[Begin Supplied records]
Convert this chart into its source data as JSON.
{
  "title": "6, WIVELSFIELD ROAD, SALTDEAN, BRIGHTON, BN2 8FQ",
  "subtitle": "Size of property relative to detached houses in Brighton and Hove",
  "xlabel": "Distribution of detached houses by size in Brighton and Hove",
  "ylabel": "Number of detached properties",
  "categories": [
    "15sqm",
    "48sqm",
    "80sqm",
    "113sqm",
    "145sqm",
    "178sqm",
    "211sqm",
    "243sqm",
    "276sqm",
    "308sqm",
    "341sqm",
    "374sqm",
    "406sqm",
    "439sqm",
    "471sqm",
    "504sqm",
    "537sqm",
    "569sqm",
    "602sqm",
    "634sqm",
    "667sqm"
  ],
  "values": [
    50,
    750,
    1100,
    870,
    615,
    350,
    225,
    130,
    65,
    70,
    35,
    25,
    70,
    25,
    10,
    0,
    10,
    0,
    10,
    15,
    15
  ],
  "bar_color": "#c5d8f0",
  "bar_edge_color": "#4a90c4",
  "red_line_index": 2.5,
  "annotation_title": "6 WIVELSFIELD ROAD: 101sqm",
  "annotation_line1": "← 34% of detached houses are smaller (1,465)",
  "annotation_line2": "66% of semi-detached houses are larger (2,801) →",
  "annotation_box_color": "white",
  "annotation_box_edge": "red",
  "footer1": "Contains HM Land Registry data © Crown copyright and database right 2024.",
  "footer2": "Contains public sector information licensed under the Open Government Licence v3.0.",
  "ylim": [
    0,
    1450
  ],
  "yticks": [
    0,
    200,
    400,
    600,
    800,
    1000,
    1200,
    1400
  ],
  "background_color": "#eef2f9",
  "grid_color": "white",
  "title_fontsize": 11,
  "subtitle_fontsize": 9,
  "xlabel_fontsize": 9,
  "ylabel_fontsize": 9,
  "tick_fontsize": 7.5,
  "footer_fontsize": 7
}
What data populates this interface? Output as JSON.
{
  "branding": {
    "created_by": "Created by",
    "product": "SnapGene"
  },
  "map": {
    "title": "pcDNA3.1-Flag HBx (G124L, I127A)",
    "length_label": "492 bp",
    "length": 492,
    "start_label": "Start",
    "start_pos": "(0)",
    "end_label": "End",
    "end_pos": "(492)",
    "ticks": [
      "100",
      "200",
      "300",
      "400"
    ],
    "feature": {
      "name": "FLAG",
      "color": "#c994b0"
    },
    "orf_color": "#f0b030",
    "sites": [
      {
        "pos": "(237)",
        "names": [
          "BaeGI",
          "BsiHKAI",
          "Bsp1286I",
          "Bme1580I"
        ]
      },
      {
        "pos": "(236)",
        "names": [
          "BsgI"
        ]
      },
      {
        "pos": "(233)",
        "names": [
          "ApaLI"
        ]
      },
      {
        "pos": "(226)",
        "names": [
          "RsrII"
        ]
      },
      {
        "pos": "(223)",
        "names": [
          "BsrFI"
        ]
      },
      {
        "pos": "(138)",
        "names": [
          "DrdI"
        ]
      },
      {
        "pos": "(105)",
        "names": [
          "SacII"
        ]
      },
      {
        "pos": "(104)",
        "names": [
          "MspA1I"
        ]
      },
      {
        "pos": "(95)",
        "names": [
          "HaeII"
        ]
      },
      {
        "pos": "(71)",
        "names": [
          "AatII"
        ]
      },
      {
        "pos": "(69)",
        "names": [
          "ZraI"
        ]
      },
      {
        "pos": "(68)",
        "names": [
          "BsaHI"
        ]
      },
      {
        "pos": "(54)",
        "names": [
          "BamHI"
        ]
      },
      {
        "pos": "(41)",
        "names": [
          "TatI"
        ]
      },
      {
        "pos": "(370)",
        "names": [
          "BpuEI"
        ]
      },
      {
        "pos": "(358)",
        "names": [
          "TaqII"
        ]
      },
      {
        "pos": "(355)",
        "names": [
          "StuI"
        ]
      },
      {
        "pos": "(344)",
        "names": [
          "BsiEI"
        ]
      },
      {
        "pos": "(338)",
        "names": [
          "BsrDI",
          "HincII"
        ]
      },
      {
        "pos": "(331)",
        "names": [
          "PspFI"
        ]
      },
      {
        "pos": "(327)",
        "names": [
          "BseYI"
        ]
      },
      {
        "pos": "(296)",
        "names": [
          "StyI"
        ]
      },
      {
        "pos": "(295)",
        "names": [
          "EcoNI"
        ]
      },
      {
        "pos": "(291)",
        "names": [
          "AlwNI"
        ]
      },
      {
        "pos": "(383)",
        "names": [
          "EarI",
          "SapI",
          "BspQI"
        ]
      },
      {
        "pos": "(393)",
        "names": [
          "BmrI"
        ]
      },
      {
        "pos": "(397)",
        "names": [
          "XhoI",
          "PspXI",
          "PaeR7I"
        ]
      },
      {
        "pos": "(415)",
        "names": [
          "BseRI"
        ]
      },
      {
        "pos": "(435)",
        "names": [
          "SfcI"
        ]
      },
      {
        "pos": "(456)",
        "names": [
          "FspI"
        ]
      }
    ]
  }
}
[End Supplied records]
> **Work to complete**
Every record above should be output exactly.

> **Exercise result**
Convert this chart into its source data as JSON.
{
  "title": "6, WIVELSFIELD ROAD, SALTDEAN, BRIGHTON, BN2 8FQ",
  "subtitle": "Size of property relative to detached houses in Brighton and Hove",
  "xlabel": "Distribution of detached houses by size in Brighton and Hove",
  "ylabel": "Number of detached properties",
  "categories": [
    "15sqm",
    "48sqm",
    "80sqm",
    "113sqm",
    "145sqm",
    "178sqm",
    "211sqm",
    "243sqm",
    "276sqm",
    "308sqm",
    "341sqm",
    "374sqm",
    "406sqm",
    "439sqm",
    "471sqm",
    "504sqm",
    "537sqm",
    "569sqm",
    "602sqm",
    "634sqm",
    "667sqm"
  ],
  "values": [
    50,
    750,
    1100,
    870,
    615,
    350,
    225,
    130,
    65,
    70,
    35,
    25,
    70,
    25,
    10,
    0,
    10,
    0,
    10,
    15,
    15
  ],
  "bar_color": "#c5d8f0",
  "bar_edge_color": "#4a90c4",
  "red_line_index": 2.5,
  "annotation_title": "6 WIVELSFIELD ROAD: 101sqm",
  "annotation_line1": "← 34% of detached houses are smaller (1,465)",
  "annotation_line2": "66% of semi-detached houses are larger (2,801) →",
  "annotation_box_color": "white",
  "annotation_box_edge": "red",
  "footer1": "Contains HM Land Registry data © Crown copyright and database right 2024.",
  "footer2": "Contains public sector information licensed under the Open Government Licence v3.0.",
  "ylim": [
    0,
    1450
  ],
  "yticks": [
    0,
    200,
    400,
    600,
    800,
    1000,
    1200,
    1400
  ],
  "background_color": "#eef2f9",
  "grid_color": "white",
  "title_fontsize": 11,
  "subtitle_fontsize": 9,
  "xlabel_fontsize": 9,
  "ylabel_fontsize": 9,
  "tick_fontsize": 7.5,
  "footer_fontsize": 7
}
What data populates this interface? Output as JSON.
{
  "branding": {
    "created_by": "Created by",
    "product": "SnapGene"
  },
  "map": {
    "title": "pcDNA3.1-Flag HBx (G124L, I127A)",
    "length_label": "492 bp",
    "length": 492,
    "start_label": "Start",
    "start_pos": "(0)",
    "end_label": "End",
    "end_pos": "(492)",
    "ticks": [
      "100",
      "200",
      "300",
      "400"
    ],
    "feature": {
      "name": "FLAG",
      "color": "#c994b0"
    },
    "orf_color": "#f0b030",
    "sites": [
      {
        "pos": "(237)",
        "names": [
          "BaeGI",
          "BsiHKAI",
          "Bsp1286I",
          "Bme1580I"
        ]
      },
      {
        "pos": "(236)",
        "names": [
          "BsgI"
        ]
      },
      {
        "pos": "(233)",
        "names": [
          "ApaLI"
        ]
      },
      {
        "pos": "(226)",
        "names": [
          "RsrII"
        ]
      },
      {
        "pos": "(223)",
        "names": [
          "BsrFI"
        ]
      },
      {
        "pos": "(138)",
        "names": [
          "DrdI"
        ]
      },
      {
        "pos": "(105)",
        "names": [
          "SacII"
        ]
      },
      {
        "pos": "(104)",
        "names": [
          "MspA1I"
        ]
      },
      {
        "pos": "(95)",
        "names": [
          "HaeII"
        ]
      },
      {
        "pos": "(71)",
        "names": [
          "AatII"
        ]
      },
      {
        "pos": "(69)",
        "names": [
          "ZraI"
        ]
      },
      {
        "pos": "(68)",
        "names": [
          "BsaHI"
        ]
      },
      {
        "pos": "(54)",
        "names": [
          "BamHI"
        ]
      },
      {
        "pos": "(41)",
        "names": [
          "TatI"
        ]
      },
      {
        "pos": "(370)",
        "names": [
          "BpuEI"
        ]
      },
      {
        "pos": "(358)",
        "names": [
          "TaqII"
        ]
      },
      {
        "pos": "(355)",
        "names": [
          "StuI"
        ]
      },
      {
        "pos": "(344)",
        "names": [
          "BsiEI"
        ]
      },
      {
        "pos": "(338)",
        "names": [
          "BsrDI",
          "HincII"
        ]
      },
      {
        "pos": "(331)",
        "names": [
          "PspFI"
        ]
      },
      {
        "pos": "(327)",
        "names": [
          "BseYI"
        ]
      },
      {
        "pos": "(296)",
        "names": [
          "StyI"
        ]
      },
      {
        "pos": "(295)",
        "names": [
          "EcoNI"
        ]
      },
      {
        "pos": "(291)",
        "names": [
          "AlwNI"
        ]
      },
      {
        "pos": "(383)",
        "names": [
          "EarI",
          "SapI",
          "BspQI"
        ]
      },
      {
        "pos": "(393)",
        "names": [
          "BmrI"
        ]
      },
      {
        "pos": "(397)",
        "names": [
          "XhoI",
          "PspXI",
          "PaeR7I"
        ]
      },
      {
        "pos": "(415)",
        "names": [
          "BseRI"
        ]
      },
      {
        "pos": "(435)",
        "names": [
          "SfcI"
        ]
      },
      {
        "pos": "(456)",
        "names": [
          "FspI"
        ]
      }
    ]
  }
}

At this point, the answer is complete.